== What this task involves ==
For each line in the data below that holds "المسألة", return a copy.

== Information shown ==
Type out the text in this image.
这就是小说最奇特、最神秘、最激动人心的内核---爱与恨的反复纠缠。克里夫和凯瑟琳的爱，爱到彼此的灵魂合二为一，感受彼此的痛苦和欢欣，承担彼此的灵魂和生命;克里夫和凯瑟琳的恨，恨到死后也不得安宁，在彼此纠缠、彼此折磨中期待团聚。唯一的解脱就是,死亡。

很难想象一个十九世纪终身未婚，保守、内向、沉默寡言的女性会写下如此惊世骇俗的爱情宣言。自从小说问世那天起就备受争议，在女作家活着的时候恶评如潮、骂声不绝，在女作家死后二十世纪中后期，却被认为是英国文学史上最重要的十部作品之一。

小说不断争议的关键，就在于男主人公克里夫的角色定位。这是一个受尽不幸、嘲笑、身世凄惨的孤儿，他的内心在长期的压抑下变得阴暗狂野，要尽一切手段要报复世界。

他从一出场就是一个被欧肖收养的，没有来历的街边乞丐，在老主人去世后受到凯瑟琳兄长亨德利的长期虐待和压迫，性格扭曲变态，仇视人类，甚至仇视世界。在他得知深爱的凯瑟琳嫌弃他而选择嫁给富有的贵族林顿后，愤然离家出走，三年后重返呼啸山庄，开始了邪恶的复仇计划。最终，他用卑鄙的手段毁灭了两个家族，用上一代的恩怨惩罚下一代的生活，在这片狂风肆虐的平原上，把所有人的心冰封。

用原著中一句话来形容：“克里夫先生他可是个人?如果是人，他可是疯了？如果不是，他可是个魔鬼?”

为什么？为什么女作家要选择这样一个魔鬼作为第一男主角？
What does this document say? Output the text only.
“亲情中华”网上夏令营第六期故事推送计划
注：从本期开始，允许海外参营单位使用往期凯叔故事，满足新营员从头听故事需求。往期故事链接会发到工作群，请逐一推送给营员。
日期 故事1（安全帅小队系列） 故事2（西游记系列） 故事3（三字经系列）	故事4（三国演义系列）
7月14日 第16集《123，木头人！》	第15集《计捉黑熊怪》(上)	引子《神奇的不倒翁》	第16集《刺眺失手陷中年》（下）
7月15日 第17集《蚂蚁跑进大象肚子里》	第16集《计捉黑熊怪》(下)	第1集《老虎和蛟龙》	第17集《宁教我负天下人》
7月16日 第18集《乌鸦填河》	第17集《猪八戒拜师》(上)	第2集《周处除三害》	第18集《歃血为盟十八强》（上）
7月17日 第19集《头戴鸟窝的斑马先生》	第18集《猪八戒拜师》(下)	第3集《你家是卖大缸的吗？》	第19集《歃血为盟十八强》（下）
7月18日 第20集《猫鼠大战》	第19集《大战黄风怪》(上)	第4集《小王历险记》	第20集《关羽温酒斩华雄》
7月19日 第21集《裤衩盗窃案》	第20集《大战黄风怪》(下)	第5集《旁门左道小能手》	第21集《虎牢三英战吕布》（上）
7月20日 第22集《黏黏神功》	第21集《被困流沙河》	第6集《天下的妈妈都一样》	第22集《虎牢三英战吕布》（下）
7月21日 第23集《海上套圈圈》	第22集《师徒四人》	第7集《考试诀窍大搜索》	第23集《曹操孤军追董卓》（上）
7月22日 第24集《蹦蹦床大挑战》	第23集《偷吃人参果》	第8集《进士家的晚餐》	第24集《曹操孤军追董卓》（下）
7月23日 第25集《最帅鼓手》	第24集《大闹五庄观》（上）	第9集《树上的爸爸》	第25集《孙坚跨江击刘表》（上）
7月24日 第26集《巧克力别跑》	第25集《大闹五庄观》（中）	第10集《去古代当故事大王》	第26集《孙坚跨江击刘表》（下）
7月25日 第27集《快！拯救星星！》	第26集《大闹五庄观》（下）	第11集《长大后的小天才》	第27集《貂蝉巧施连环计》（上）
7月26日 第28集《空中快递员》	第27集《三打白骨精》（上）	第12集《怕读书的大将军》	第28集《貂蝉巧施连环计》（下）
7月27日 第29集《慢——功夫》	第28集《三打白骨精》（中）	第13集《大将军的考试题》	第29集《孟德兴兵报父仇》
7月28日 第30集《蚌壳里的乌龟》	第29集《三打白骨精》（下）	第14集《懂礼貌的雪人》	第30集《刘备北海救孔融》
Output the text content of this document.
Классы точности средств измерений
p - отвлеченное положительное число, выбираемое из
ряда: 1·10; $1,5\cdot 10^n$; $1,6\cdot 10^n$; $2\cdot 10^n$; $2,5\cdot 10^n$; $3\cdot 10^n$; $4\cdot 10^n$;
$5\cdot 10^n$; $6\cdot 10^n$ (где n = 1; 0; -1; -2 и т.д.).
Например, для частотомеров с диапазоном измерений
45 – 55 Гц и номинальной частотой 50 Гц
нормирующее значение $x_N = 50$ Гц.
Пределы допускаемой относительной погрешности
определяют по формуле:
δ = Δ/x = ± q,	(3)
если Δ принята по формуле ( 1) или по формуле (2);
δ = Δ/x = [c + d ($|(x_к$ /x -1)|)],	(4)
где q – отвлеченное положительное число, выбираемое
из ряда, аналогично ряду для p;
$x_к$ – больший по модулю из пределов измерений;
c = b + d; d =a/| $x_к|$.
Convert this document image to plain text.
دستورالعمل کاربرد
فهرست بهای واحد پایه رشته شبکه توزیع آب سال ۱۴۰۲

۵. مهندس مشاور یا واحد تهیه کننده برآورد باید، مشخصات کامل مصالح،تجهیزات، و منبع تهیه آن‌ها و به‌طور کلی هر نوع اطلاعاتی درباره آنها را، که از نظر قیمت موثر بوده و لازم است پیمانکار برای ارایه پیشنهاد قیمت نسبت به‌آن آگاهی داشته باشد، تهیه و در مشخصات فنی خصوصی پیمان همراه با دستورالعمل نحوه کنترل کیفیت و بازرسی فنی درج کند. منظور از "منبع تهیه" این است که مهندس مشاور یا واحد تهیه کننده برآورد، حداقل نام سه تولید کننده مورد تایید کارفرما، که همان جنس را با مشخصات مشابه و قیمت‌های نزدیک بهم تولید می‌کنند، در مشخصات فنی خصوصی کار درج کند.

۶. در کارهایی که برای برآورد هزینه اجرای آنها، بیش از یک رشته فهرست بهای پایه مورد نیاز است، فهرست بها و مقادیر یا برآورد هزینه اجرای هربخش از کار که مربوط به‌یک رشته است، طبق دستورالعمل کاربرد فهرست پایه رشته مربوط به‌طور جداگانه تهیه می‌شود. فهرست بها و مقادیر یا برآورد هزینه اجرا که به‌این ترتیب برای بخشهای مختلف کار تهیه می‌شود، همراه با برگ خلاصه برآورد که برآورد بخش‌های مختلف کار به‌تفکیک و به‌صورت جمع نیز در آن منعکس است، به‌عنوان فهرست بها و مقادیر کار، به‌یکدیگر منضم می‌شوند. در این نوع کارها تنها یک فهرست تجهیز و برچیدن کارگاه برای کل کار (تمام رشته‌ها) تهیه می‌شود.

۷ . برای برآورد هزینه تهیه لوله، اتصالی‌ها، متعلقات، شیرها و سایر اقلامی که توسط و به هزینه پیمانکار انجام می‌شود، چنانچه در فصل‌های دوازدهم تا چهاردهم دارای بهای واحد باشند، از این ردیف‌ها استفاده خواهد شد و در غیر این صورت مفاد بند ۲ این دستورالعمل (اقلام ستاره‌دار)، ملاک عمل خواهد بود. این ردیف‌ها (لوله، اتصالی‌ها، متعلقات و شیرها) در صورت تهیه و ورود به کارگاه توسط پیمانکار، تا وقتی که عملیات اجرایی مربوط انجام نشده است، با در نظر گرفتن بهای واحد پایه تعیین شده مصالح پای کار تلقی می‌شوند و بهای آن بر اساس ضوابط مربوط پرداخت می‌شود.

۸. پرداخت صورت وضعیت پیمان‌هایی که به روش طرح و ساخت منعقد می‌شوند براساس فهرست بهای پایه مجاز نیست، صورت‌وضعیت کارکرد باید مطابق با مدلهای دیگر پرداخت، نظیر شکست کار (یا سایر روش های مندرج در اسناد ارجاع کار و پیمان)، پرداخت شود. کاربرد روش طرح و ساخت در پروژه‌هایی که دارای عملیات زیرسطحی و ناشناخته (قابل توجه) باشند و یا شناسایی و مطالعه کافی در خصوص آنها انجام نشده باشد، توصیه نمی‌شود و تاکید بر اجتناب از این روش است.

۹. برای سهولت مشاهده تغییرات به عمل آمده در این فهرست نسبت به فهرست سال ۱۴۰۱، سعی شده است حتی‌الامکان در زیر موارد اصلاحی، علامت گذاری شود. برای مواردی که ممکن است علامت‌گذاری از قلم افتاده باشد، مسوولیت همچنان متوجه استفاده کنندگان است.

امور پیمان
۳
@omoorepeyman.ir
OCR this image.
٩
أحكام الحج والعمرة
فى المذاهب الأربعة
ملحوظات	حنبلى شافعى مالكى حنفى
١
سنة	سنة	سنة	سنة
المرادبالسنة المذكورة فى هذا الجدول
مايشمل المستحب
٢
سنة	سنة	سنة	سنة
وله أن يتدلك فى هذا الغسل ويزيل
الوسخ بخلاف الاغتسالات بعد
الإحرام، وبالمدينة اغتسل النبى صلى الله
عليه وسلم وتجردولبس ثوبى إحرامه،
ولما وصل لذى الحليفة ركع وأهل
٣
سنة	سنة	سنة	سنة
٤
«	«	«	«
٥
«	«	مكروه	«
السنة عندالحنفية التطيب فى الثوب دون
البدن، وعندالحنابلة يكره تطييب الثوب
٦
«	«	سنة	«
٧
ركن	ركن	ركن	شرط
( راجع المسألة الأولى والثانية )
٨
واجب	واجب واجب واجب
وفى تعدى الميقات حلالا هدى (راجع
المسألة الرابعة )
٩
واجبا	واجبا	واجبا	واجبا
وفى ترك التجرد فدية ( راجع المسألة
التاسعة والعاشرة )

== The reply ==
( راجع المسألة الأولى والثانية )
المسألة الرابعة )
وفى ترك التجرد فدية ( راجع المسألة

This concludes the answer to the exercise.